• **To be done**: Write out each line in which the string "have" is present.

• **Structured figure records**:
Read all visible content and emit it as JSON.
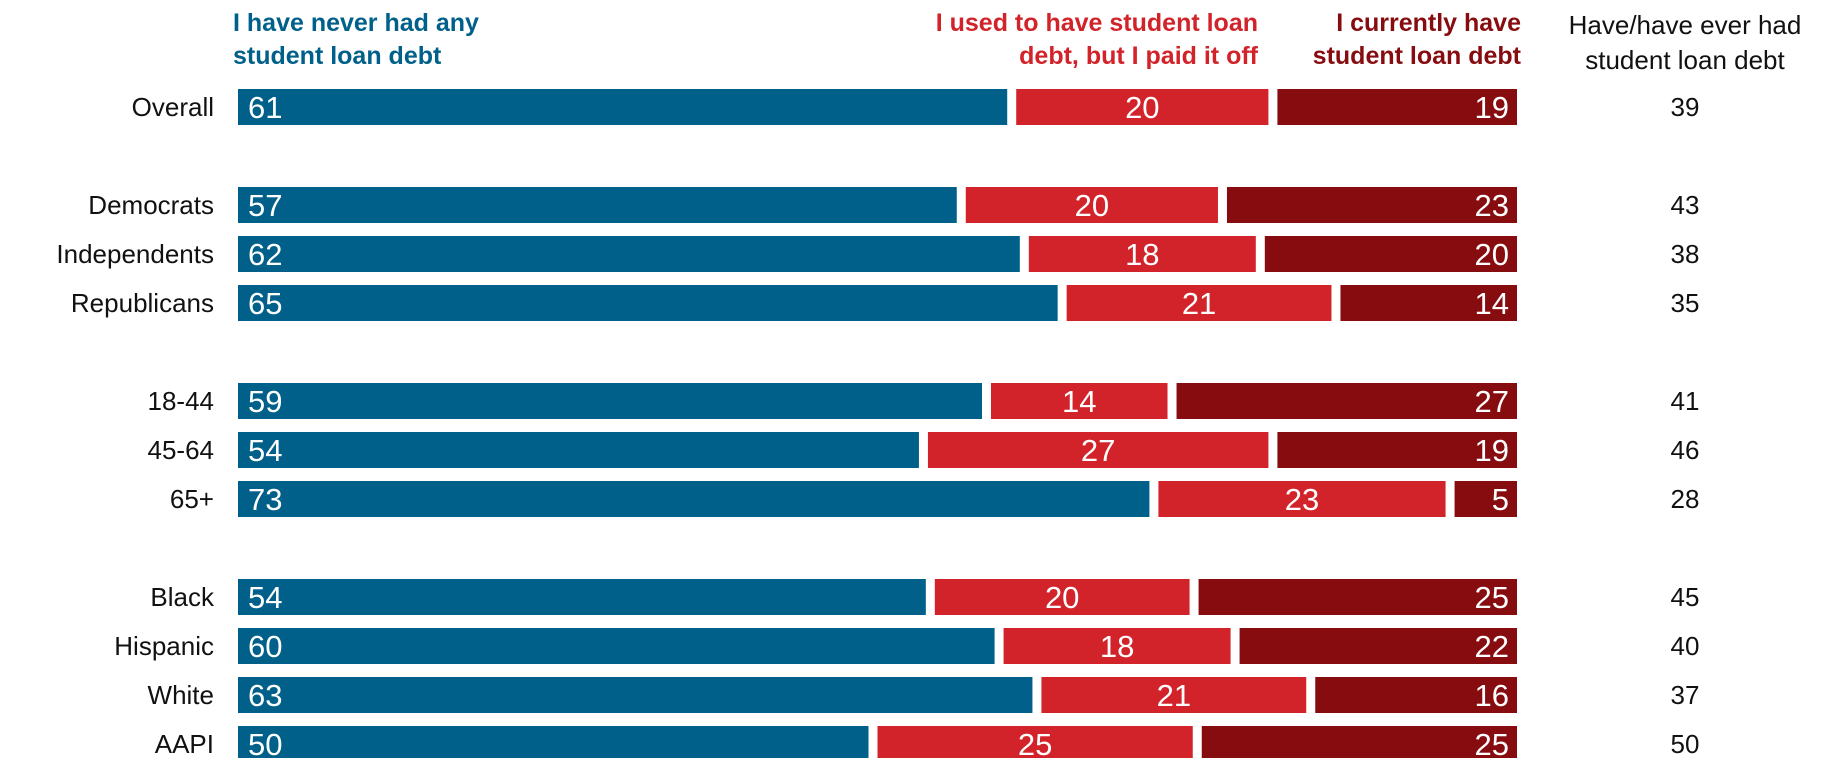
{
  "chart_data": {
    "type": "bar",
    "orientation": "horizontal",
    "stacked": true,
    "normalized": true,
    "legend_position": "top",
    "grid": false,
    "series": [
      {
        "name": "I have never had any student loan debt",
        "color": "#00608a",
        "values": [
          61,
          57,
          62,
          65,
          59,
          54,
          73,
          54,
          60,
          63,
          50
        ]
      },
      {
        "name": "I used to have student loan debt, but I paid it off",
        "color": "#d2232a",
        "values": [
          20,
          20,
          18,
          21,
          14,
          27,
          23,
          20,
          18,
          21,
          25
        ]
      },
      {
        "name": "I currently have student loan debt",
        "color": "#870c10",
        "values": [
          19,
          23,
          20,
          14,
          27,
          19,
          5,
          25,
          22,
          16,
          25
        ]
      }
    ],
    "categories": [
      "Overall",
      "Democrats",
      "Independents",
      "Republicans",
      "18-44",
      "45-64",
      "65+",
      "Black",
      "Hispanic",
      "White",
      "AAPI"
    ],
    "groups": [
      [
        "Overall"
      ],
      [
        "Democrats",
        "Independents",
        "Republicans"
      ],
      [
        "18-44",
        "45-64",
        "65+"
      ],
      [
        "Black",
        "Hispanic",
        "White",
        "AAPI"
      ]
    ],
    "total_column": {
      "header": [
        "Have/have ever had",
        "student loan debt"
      ],
      "values": [
        39,
        43,
        38,
        35,
        41,
        46,
        28,
        45,
        40,
        37,
        50
      ]
    },
    "legend_labels": [
      {
        "lines": [
          "I have never had any",
          "student loan debt"
        ],
        "color": "#00608a",
        "align": "left"
      },
      {
        "lines": [
          "I used to have student loan",
          "debt, but I paid it off"
        ],
        "color": "#d2232a",
        "align": "right"
      },
      {
        "lines": [
          "I currently have",
          "student loan debt"
        ],
        "color": "#870c10",
        "align": "right"
      }
    ]
  }
}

• **Written response**:
        "name": "I have never had any student loan debt",
        "name": "I used to have student loan debt, but I paid it off",
        "name": "I currently have student loan debt",
        "Have/have ever had",
          "I have never had any",
          "I used to have student loan",
          "I currently have",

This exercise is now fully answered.